[Task description]: Check each line of the data for "read" and select those that have it.

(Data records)
---
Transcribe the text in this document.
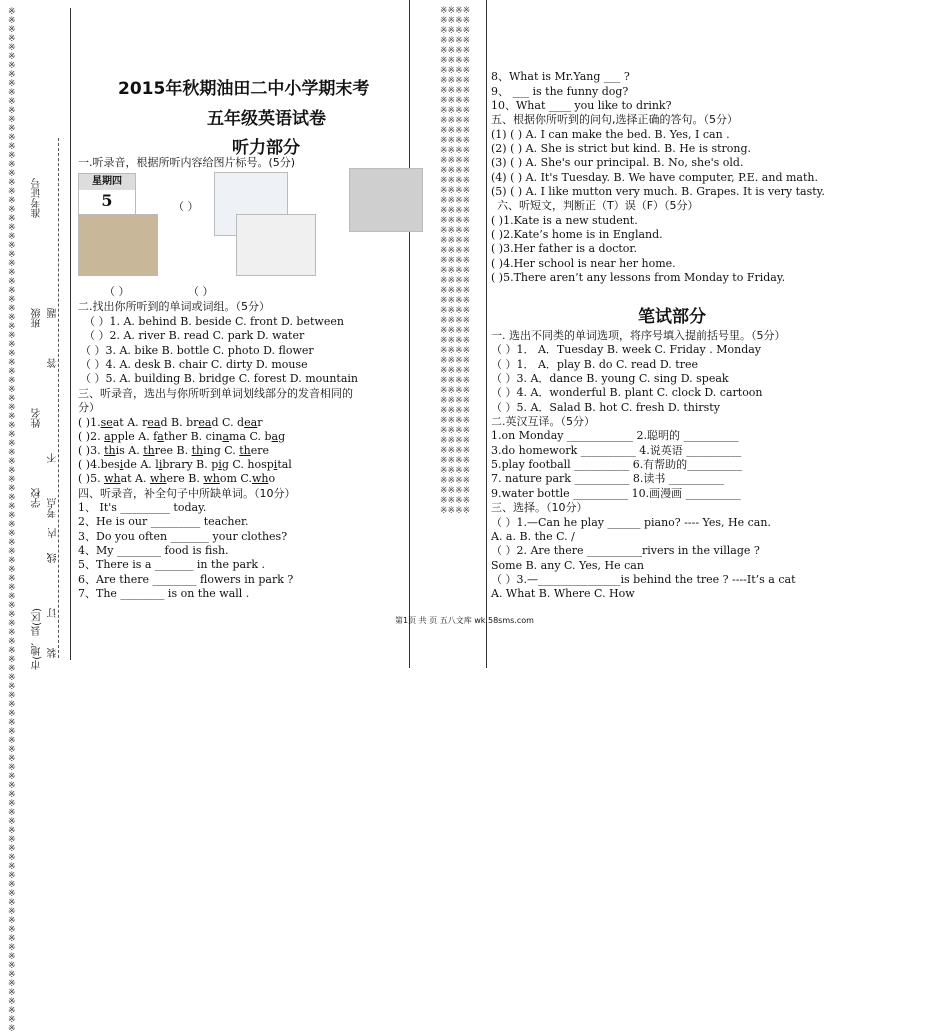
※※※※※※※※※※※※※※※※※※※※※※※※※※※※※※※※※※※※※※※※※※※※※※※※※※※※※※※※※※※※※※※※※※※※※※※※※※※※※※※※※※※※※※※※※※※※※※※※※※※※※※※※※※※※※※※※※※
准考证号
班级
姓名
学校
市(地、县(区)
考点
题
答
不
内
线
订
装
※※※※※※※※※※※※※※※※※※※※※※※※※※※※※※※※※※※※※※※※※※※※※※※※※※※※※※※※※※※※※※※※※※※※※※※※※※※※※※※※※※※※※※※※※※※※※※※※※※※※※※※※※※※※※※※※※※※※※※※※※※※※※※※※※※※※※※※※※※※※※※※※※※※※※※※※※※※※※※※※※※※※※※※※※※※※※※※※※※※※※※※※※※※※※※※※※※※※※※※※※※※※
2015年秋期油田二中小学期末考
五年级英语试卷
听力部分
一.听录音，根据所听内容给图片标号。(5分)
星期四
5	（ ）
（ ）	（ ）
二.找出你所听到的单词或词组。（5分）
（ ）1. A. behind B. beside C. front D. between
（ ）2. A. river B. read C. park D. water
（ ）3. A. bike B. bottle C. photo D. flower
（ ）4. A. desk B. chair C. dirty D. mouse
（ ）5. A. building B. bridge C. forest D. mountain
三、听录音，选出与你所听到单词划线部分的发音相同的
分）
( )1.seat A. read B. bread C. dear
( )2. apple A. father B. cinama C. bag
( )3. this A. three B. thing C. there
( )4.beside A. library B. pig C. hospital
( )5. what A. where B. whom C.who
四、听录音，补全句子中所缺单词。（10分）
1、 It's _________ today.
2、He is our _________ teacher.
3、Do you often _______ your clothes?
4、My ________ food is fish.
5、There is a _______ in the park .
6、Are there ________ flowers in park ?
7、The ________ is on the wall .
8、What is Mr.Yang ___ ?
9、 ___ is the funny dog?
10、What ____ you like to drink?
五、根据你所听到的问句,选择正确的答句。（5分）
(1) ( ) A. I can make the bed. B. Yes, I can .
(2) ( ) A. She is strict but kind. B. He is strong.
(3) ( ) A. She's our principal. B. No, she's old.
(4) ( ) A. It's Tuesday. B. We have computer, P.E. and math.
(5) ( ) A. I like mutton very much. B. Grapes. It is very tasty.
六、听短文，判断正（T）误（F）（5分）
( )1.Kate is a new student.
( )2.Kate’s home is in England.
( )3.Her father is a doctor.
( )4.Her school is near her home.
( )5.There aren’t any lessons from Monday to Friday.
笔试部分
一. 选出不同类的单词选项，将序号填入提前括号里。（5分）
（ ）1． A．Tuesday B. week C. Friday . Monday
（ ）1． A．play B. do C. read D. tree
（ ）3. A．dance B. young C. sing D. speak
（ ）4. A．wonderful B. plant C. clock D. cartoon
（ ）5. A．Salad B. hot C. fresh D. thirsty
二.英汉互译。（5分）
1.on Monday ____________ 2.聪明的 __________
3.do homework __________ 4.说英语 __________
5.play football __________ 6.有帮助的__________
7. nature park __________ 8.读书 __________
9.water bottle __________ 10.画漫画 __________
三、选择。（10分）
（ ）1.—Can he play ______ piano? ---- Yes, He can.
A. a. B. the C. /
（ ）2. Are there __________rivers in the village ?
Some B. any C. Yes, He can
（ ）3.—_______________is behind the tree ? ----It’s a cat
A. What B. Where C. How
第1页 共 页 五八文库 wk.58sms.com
---
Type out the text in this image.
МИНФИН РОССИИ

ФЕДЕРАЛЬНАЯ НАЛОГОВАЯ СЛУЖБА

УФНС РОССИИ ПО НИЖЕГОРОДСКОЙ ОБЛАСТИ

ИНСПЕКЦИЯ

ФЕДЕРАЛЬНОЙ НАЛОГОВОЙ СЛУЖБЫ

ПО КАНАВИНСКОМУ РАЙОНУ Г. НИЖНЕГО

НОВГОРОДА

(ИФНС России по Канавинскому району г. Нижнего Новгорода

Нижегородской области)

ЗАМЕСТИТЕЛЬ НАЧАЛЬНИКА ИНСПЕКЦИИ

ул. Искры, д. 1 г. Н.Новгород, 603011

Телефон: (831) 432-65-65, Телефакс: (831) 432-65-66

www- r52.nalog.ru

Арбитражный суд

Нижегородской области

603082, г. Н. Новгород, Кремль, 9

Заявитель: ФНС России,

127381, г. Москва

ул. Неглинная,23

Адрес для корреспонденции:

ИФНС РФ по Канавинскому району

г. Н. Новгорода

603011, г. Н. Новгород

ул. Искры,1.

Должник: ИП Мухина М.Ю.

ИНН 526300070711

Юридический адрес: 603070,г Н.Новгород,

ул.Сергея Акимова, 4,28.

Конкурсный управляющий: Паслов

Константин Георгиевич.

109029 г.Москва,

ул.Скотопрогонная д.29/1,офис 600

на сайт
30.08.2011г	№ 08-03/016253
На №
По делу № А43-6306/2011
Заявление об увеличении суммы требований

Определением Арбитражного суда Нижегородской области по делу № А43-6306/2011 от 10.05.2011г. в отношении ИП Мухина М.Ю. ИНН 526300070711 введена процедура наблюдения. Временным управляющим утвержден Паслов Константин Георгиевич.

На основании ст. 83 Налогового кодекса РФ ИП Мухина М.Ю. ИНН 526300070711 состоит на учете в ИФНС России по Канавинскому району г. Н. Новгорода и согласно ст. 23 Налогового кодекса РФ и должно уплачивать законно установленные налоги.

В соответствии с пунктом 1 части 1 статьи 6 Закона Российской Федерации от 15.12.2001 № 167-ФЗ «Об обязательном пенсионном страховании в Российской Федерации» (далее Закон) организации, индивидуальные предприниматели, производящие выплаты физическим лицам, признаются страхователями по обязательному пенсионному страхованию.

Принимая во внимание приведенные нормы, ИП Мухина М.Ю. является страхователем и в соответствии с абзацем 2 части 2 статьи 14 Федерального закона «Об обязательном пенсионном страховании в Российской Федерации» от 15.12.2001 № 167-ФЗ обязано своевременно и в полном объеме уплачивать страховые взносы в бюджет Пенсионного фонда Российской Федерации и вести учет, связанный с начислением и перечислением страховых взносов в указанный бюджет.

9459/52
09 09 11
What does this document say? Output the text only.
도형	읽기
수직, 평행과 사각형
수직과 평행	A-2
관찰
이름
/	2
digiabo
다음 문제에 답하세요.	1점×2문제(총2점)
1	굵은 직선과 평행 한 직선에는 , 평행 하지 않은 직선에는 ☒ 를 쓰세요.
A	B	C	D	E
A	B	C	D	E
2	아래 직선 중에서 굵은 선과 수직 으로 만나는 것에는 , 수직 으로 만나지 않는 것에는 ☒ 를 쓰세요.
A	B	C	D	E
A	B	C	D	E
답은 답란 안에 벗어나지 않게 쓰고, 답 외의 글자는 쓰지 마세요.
---
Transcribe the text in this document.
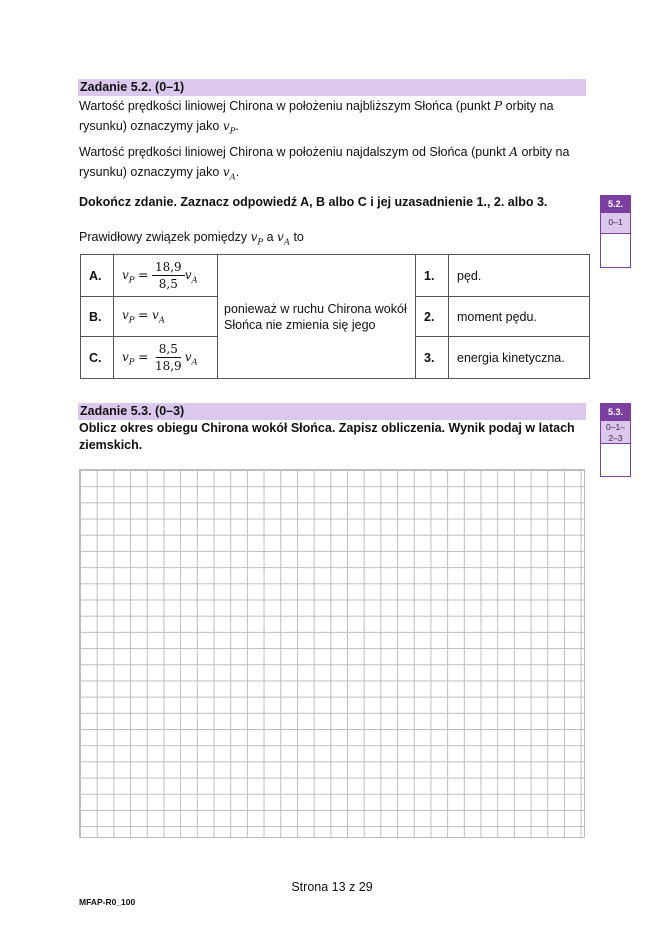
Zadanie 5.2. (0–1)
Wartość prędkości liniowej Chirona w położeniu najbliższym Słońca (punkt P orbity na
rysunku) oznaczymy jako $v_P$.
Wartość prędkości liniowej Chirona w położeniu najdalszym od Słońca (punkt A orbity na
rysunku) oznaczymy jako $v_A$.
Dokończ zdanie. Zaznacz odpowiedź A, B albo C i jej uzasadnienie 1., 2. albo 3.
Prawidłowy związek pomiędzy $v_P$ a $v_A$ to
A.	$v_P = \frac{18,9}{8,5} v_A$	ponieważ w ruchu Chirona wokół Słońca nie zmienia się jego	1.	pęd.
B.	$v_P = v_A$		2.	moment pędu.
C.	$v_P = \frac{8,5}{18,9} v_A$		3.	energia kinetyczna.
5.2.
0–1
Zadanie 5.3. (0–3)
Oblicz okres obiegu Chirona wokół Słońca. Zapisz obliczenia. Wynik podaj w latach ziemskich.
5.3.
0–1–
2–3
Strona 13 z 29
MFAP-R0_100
---
[Answer to the task]:
（ ）2. A. river B. read C. park D. water
( )1.seat A. read B. bread C. dear
（ ）1． A．play B. do C. read D. tree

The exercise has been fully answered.